Records from a data collection:
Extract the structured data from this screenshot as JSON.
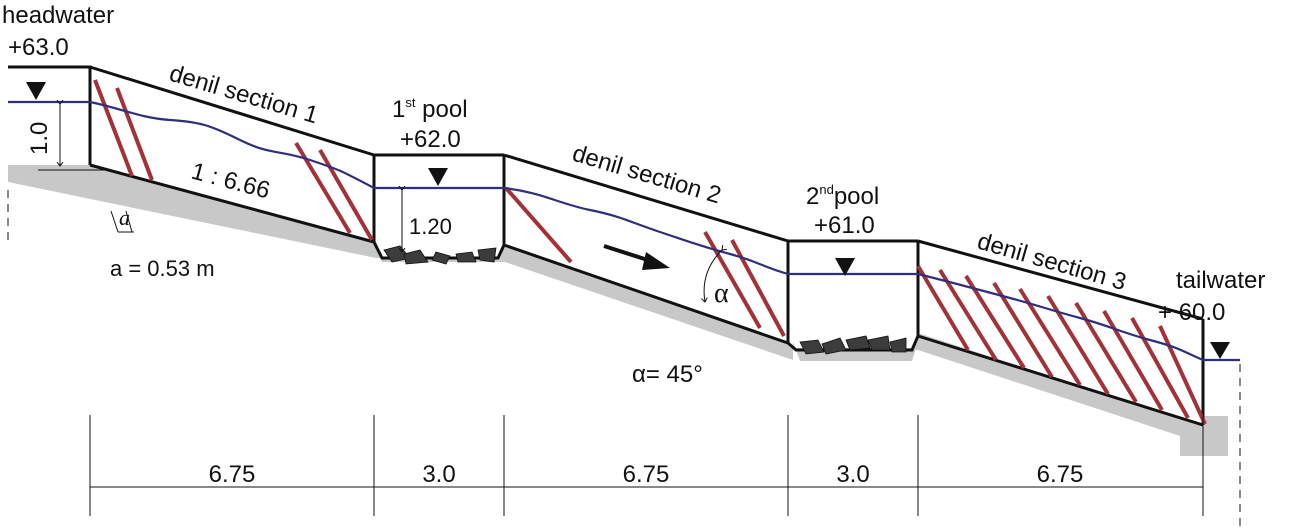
{
  "levels": {
    "headwater": {
      "name": "headwater",
      "elevation": "+63.0"
    },
    "pool1": {
      "name_sup": "st",
      "name_num": "1",
      "name_word": " pool",
      "elevation": "+62.0"
    },
    "pool2": {
      "name_sup": "nd",
      "name_num": "2",
      "name_word": "pool",
      "elevation": "+61.0"
    },
    "tailwater": {
      "name": "tailwater",
      "elevation": "+ 60.0"
    }
  },
  "sections": [
    "denil section 1",
    "denil section 2",
    "denil section 3"
  ],
  "depths": {
    "headwater": "1.0",
    "pool1": "1.20"
  },
  "slope": "1 : 6.66",
  "baffle_spacing": {
    "symbol": "a",
    "value": "a = 0.53 m"
  },
  "angle": {
    "symbol": "α",
    "value": "α= 45°"
  },
  "lengths": [
    "6.75",
    "3.0",
    "6.75",
    "3.0",
    "6.75"
  ],
  "colors": {
    "baffle": "#a33238",
    "water": "#2f2f7e",
    "ground": "#c8c8c8"
  }
}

Exercise goal: Across the records above, count the lines holding "denil" and reply with that number alone.

Solution for this task: 3